> Goal
Print every entry, word for word, and skip the images.

--

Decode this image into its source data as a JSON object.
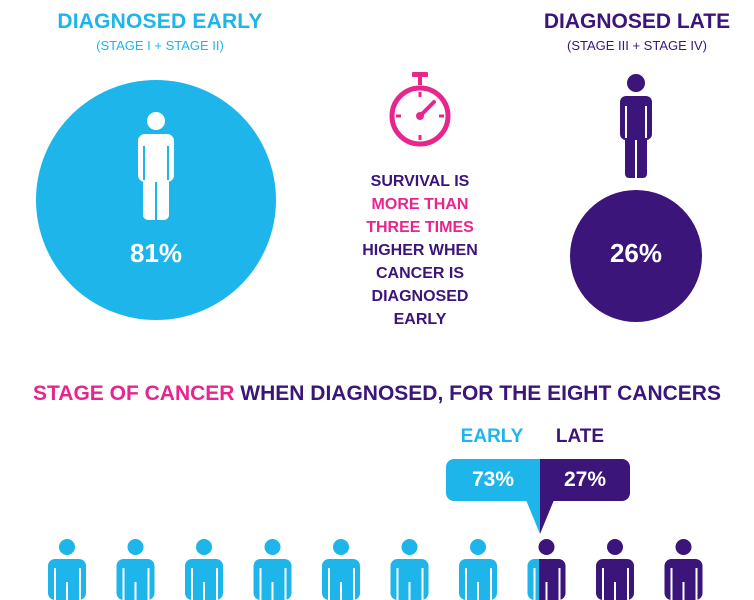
{
  "early": {
    "title": "DIAGNOSED EARLY",
    "subtitle": "(STAGE I + STAGE II)",
    "percent": "81%",
    "color": "#1eb5ea"
  },
  "late": {
    "title": "DIAGNOSED LATE",
    "subtitle": "(STAGE III + STAGE IV)",
    "percent": "26%",
    "color": "#3b1579"
  },
  "survival": {
    "line1": "SURVIVAL IS",
    "line2": "MORE THAN",
    "line3": "THREE TIMES",
    "line4": "HIGHER WHEN",
    "line5": "CANCER IS",
    "line6": "DIAGNOSED",
    "line7": "EARLY",
    "highlight_color": "#e8258e"
  },
  "stage_section": {
    "heading_highlight": "STAGE OF CANCER",
    "heading_rest": " WHEN DIAGNOSED, FOR THE EIGHT CANCERS",
    "early_label": "EARLY",
    "late_label": "LATE",
    "early_value": "73%",
    "late_value": "27%",
    "early_fraction": 0.73,
    "late_fraction": 0.27
  },
  "icons": {
    "timer": "stopwatch-icon",
    "person": "person-icon"
  }
}
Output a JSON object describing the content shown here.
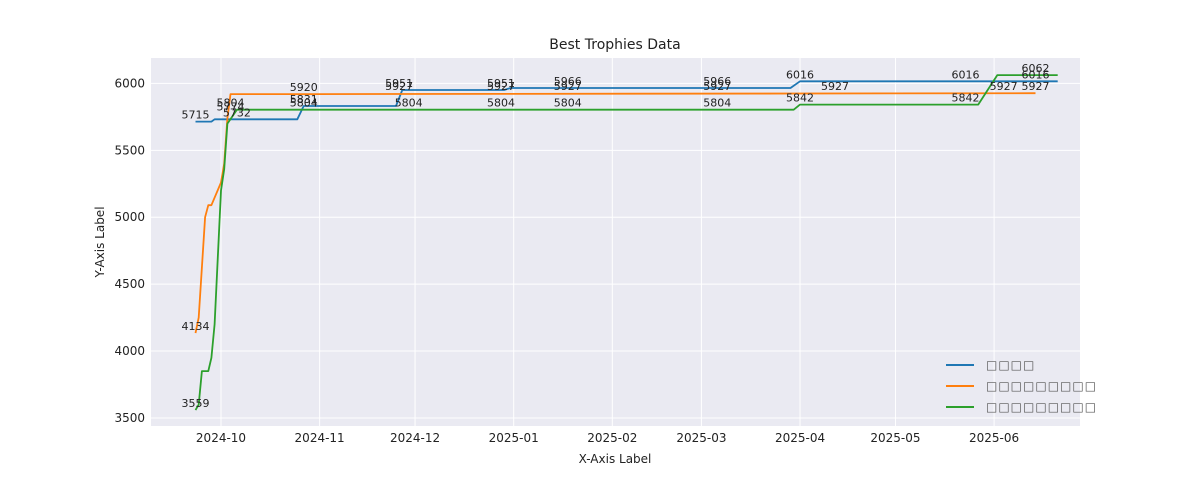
{
  "chart_data": {
    "type": "line",
    "title": "Best Trophies Data",
    "xlabel": "X-Axis Label",
    "ylabel": "Y-Axis Label",
    "xlim": [
      "2024-09-09",
      "2025-06-28"
    ],
    "ylim": [
      3440,
      6190
    ],
    "x_ticks": [
      "2024-10-01",
      "2024-11-01",
      "2024-12-01",
      "2025-01-01",
      "2025-02-01",
      "2025-03-01",
      "2025-04-01",
      "2025-05-01",
      "2025-06-01"
    ],
    "x_tick_labels": [
      "2024-10",
      "2024-11",
      "2024-12",
      "2025-01",
      "2025-02",
      "2025-03",
      "2025-04",
      "2025-05",
      "2025-06"
    ],
    "y_ticks": [
      3500,
      4000,
      4500,
      5000,
      5500,
      6000
    ],
    "y_tick_labels": [
      "3500",
      "4000",
      "4500",
      "5000",
      "5500",
      "6000"
    ],
    "grid": true,
    "legend_position": "lower right",
    "series": [
      {
        "name": "□□□□",
        "color": "#1f77b4",
        "points": [
          [
            "2024-09-23",
            5715
          ],
          [
            "2024-09-28",
            5715
          ],
          [
            "2024-09-29",
            5732
          ],
          [
            "2024-10-25",
            5732
          ],
          [
            "2024-10-27",
            5831
          ],
          [
            "2024-11-25",
            5831
          ],
          [
            "2024-11-27",
            5951
          ],
          [
            "2024-12-29",
            5951
          ],
          [
            "2024-12-31",
            5966
          ],
          [
            "2025-03-29",
            5966
          ],
          [
            "2025-04-01",
            6016
          ],
          [
            "2025-06-21",
            6016
          ]
        ]
      },
      {
        "name": "□□□□□□□□□",
        "color": "#ff7f0e",
        "points": [
          [
            "2024-09-23",
            4134
          ],
          [
            "2024-09-24",
            4250
          ],
          [
            "2024-09-26",
            5000
          ],
          [
            "2024-09-27",
            5090
          ],
          [
            "2024-09-28",
            5090
          ],
          [
            "2024-10-01",
            5260
          ],
          [
            "2024-10-02",
            5400
          ],
          [
            "2024-10-03",
            5740
          ],
          [
            "2024-10-04",
            5920
          ],
          [
            "2024-10-31",
            5920
          ],
          [
            "2025-06-14",
            5927
          ]
        ]
      },
      {
        "name": "□□□□□□□□□",
        "color": "#2ca02c",
        "points": [
          [
            "2024-09-23",
            3559
          ],
          [
            "2024-09-24",
            3600
          ],
          [
            "2024-09-25",
            3850
          ],
          [
            "2024-09-27",
            3850
          ],
          [
            "2024-09-28",
            3950
          ],
          [
            "2024-09-29",
            4200
          ],
          [
            "2024-09-30",
            4700
          ],
          [
            "2024-10-01",
            5200
          ],
          [
            "2024-10-02",
            5360
          ],
          [
            "2024-10-03",
            5700
          ],
          [
            "2024-10-06",
            5804
          ],
          [
            "2025-03-30",
            5804
          ],
          [
            "2025-04-01",
            5842
          ],
          [
            "2025-05-27",
            5842
          ],
          [
            "2025-06-02",
            6062
          ],
          [
            "2025-06-21",
            6062
          ]
        ]
      }
    ],
    "annotations": [
      {
        "x": "2024-09-23",
        "y": 5715,
        "text": "5715"
      },
      {
        "x": "2024-09-23",
        "y": 4134,
        "text": "4134"
      },
      {
        "x": "2024-09-23",
        "y": 3559,
        "text": "3559"
      },
      {
        "x": "2024-10-04",
        "y": 5804,
        "text": "5804"
      },
      {
        "x": "2024-10-04",
        "y": 5774,
        "text": "5774"
      },
      {
        "x": "2024-10-06",
        "y": 5732,
        "text": "5732"
      },
      {
        "x": "2024-10-27",
        "y": 5920,
        "text": "5920"
      },
      {
        "x": "2024-10-27",
        "y": 5831,
        "text": "5831"
      },
      {
        "x": "2024-10-27",
        "y": 5804,
        "text": "5804"
      },
      {
        "x": "2024-11-26",
        "y": 5951,
        "text": "5951"
      },
      {
        "x": "2024-11-26",
        "y": 5927,
        "text": "5927"
      },
      {
        "x": "2024-11-29",
        "y": 5804,
        "text": "5804"
      },
      {
        "x": "2024-12-28",
        "y": 5951,
        "text": "5951"
      },
      {
        "x": "2024-12-28",
        "y": 5927,
        "text": "5927"
      },
      {
        "x": "2024-12-28",
        "y": 5804,
        "text": "5804"
      },
      {
        "x": "2025-01-18",
        "y": 5966,
        "text": "5966"
      },
      {
        "x": "2025-01-18",
        "y": 5927,
        "text": "5927"
      },
      {
        "x": "2025-01-18",
        "y": 5804,
        "text": "5804"
      },
      {
        "x": "2025-03-06",
        "y": 5966,
        "text": "5966"
      },
      {
        "x": "2025-03-06",
        "y": 5927,
        "text": "5927"
      },
      {
        "x": "2025-03-06",
        "y": 5804,
        "text": "5804"
      },
      {
        "x": "2025-04-01",
        "y": 6016,
        "text": "6016"
      },
      {
        "x": "2025-04-01",
        "y": 5842,
        "text": "5842"
      },
      {
        "x": "2025-04-12",
        "y": 5927,
        "text": "5927"
      },
      {
        "x": "2025-05-23",
        "y": 6016,
        "text": "6016"
      },
      {
        "x": "2025-05-23",
        "y": 5842,
        "text": "5842"
      },
      {
        "x": "2025-06-04",
        "y": 5927,
        "text": "5927"
      },
      {
        "x": "2025-06-14",
        "y": 6062,
        "text": "6062"
      },
      {
        "x": "2025-06-14",
        "y": 6016,
        "text": "6016"
      },
      {
        "x": "2025-06-14",
        "y": 5927,
        "text": "5927"
      }
    ]
  }
}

--

> Answer to the exercise
Decode this image into its source data as a JSON object.
{
  "early": {
    "title": "DIAGNOSED EARLY",
    "subtitle": "(STAGE I + STAGE II)",
    "percent": "81%",
    "color": "#1eb5ea"
  },
  "late": {
    "title": "DIAGNOSED LATE",
    "subtitle": "(STAGE III + STAGE IV)",
    "percent": "26%",
    "color": "#3b1579"
  },
  "survival": {
    "line1": "SURVIVAL IS",
    "line2": "MORE THAN",
    "line3": "THREE TIMES",
    "line4": "HIGHER WHEN",
    "line5": "CANCER IS",
    "line6": "DIAGNOSED",
    "line7": "EARLY",
    "highlight_color": "#e8258e"
  },
  "stage_section": {
    "heading_highlight": "STAGE OF CANCER",
    "heading_rest": " WHEN DIAGNOSED, FOR THE EIGHT CANCERS",
    "early_label": "EARLY",
    "late_label": "LATE",
    "early_value": "73%",
    "late_value": "27%",
    "early_fraction": 0.73,
    "late_fraction": 0.27
  },
  "icons": {
    "timer": "stopwatch-icon",
    "person": "person-icon"
  }
}
Output a JSON object describing the content shown here.
{
  "chart_data": {
    "type": "line",
    "title": "Best Trophies Data",
    "xlabel": "X-Axis Label",
    "ylabel": "Y-Axis Label",
    "xlim": [
      "2024-09-09",
      "2025-06-28"
    ],
    "ylim": [
      3440,
      6190
    ],
    "x_ticks": [
      "2024-10-01",
      "2024-11-01",
      "2024-12-01",
      "2025-01-01",
      "2025-02-01",
      "2025-03-01",
      "2025-04-01",
      "2025-05-01",
      "2025-06-01"
    ],
    "x_tick_labels": [
      "2024-10",
      "2024-11",
      "2024-12",
      "2025-01",
      "2025-02",
      "2025-03",
      "2025-04",
      "2025-05",
      "2025-06"
    ],
    "y_ticks": [
      3500,
      4000,
      4500,
      5000,
      5500,
      6000
    ],
    "y_tick_labels": [
      "3500",
      "4000",
      "4500",
      "5000",
      "5500",
      "6000"
    ],
    "grid": true,
    "legend_position": "lower right",
    "series": [
      {
        "name": "□□□□",
        "color": "#1f77b4",
        "points": [
          [
            "2024-09-23",
            5715
          ],
          [
            "2024-09-28",
            5715
          ],
          [
            "2024-09-29",
            5732
          ],
          [
            "2024-10-25",
            5732
          ],
          [
            "2024-10-27",
            5831
          ],
          [
            "2024-11-25",
            5831
          ],
          [
            "2024-11-27",
            5951
          ],
          [
            "2024-12-29",
            5951
          ],
          [
            "2024-12-31",
            5966
          ],
          [
            "2025-03-29",
            5966
          ],
          [
            "2025-04-01",
            6016
          ],
          [
            "2025-06-21",
            6016
          ]
        ]
      },
      {
        "name": "□□□□□□□□□",
        "color": "#ff7f0e",
        "points": [
          [
            "2024-09-23",
            4134
          ],
          [
            "2024-09-24",
            4250
          ],
          [
            "2024-09-26",
            5000
          ],
          [
            "2024-09-27",
            5090
          ],
          [
            "2024-09-28",
            5090
          ],
          [
            "2024-10-01",
            5260
          ],
          [
            "2024-10-02",
            5400
          ],
          [
            "2024-10-03",
            5740
          ],
          [
            "2024-10-04",
            5920
          ],
          [
            "2024-10-31",
            5920
          ],
          [
            "2025-06-14",
            5927
          ]
        ]
      },
      {
        "name": "□□□□□□□□□",
        "color": "#2ca02c",
        "points": [
          [
            "2024-09-23",
            3559
          ],
          [
            "2024-09-24",
            3600
          ],
          [
            "2024-09-25",
            3850
          ],
          [
            "2024-09-27",
            3850
          ],
          [
            "2024-09-28",
            3950
          ],
          [
            "2024-09-29",
            4200
          ],
          [
            "2024-09-30",
            4700
          ],
          [
            "2024-10-01",
            5200
          ],
          [
            "2024-10-02",
            5360
          ],
          [
            "2024-10-03",
            5700
          ],
          [
            "2024-10-06",
            5804
          ],
          [
            "2025-03-30",
            5804
          ],
          [
            "2025-04-01",
            5842
          ],
          [
            "2025-05-27",
            5842
          ],
          [
            "2025-06-02",
            6062
          ],
          [
            "2025-06-21",
            6062
          ]
        ]
      }
    ],
    "annotations": [
      {
        "x": "2024-09-23",
        "y": 5715,
        "text": "5715"
      },
      {
        "x": "2024-09-23",
        "y": 4134,
        "text": "4134"
      },
      {
        "x": "2024-09-23",
        "y": 3559,
        "text": "3559"
      },
      {
        "x": "2024-10-04",
        "y": 5804,
        "text": "5804"
      },
      {
        "x": "2024-10-04",
        "y": 5774,
        "text": "5774"
      },
      {
        "x": "2024-10-06",
        "y": 5732,
        "text": "5732"
      },
      {
        "x": "2024-10-27",
        "y": 5920,
        "text": "5920"
      },
      {
        "x": "2024-10-27",
        "y": 5831,
        "text": "5831"
      },
      {
        "x": "2024-10-27",
        "y": 5804,
        "text": "5804"
      },
      {
        "x": "2024-11-26",
        "y": 5951,
        "text": "5951"
      },
      {
        "x": "2024-11-26",
        "y": 5927,
        "text": "5927"
      },
      {
        "x": "2024-11-29",
        "y": 5804,
        "text": "5804"
      },
      {
        "x": "2024-12-28",
        "y": 5951,
        "text": "5951"
      },
      {
        "x": "2024-12-28",
        "y": 5927,
        "text": "5927"
      },
      {
        "x": "2024-12-28",
        "y": 5804,
        "text": "5804"
      },
      {
        "x": "2025-01-18",
        "y": 5966,
        "text": "5966"
      },
      {
        "x": "2025-01-18",
        "y": 5927,
        "text": "5927"
      },
      {
        "x": "2025-01-18",
        "y": 5804,
        "text": "5804"
      },
      {
        "x": "2025-03-06",
        "y": 5966,
        "text": "5966"
      },
      {
        "x": "2025-03-06",
        "y": 5927,
        "text": "5927"
      },
      {
        "x": "2025-03-06",
        "y": 5804,
        "text": "5804"
      },
      {
        "x": "2025-04-01",
        "y": 6016,
        "text": "6016"
      },
      {
        "x": "2025-04-01",
        "y": 5842,
        "text": "5842"
      },
      {
        "x": "2025-04-12",
        "y": 5927,
        "text": "5927"
      },
      {
        "x": "2025-05-23",
        "y": 6016,
        "text": "6016"
      },
      {
        "x": "2025-05-23",
        "y": 5842,
        "text": "5842"
      },
      {
        "x": "2025-06-04",
        "y": 5927,
        "text": "5927"
      },
      {
        "x": "2025-06-14",
        "y": 6062,
        "text": "6062"
      },
      {
        "x": "2025-06-14",
        "y": 6016,
        "text": "6016"
      },
      {
        "x": "2025-06-14",
        "y": 5927,
        "text": "5927"
      }
    ]
  }
}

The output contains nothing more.